- **What is required**
Copy each line below in which the string "name" occurs.

— BEGIN Material for this exercise —

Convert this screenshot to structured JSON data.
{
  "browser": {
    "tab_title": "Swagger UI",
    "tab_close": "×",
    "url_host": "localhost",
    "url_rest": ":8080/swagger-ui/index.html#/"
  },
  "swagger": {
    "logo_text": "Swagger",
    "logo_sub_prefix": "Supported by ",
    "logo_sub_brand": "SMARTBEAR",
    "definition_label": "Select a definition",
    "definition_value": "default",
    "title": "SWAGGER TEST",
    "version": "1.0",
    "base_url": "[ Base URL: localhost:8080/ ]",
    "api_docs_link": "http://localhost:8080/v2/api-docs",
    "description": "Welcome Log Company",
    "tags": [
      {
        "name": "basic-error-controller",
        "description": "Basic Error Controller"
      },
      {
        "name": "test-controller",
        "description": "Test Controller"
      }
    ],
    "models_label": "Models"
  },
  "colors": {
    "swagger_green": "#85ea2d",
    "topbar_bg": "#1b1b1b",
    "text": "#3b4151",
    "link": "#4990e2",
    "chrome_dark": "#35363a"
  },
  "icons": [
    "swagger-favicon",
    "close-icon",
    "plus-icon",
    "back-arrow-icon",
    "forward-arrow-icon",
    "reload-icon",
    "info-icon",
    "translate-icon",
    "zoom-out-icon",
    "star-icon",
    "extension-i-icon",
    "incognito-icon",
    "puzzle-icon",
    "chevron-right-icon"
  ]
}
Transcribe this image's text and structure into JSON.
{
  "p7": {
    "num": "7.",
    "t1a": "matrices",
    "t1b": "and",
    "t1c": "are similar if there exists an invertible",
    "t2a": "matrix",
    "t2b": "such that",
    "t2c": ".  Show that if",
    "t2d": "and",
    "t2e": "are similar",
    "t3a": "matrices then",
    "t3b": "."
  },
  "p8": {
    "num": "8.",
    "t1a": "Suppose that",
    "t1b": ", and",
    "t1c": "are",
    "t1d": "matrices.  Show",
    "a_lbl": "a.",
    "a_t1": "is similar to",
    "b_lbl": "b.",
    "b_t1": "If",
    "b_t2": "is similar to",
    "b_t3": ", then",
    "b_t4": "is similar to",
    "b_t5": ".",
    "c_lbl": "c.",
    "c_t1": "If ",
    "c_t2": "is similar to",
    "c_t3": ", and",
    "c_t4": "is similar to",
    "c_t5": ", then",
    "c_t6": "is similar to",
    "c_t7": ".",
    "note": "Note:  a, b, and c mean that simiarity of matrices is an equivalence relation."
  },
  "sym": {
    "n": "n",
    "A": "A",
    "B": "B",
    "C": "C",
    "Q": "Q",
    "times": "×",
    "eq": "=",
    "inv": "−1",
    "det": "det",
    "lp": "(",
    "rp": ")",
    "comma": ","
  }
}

— END Material for this exercise —

- **Written solution**
        "name": "basic-error-controller",
        "name": "test-controller",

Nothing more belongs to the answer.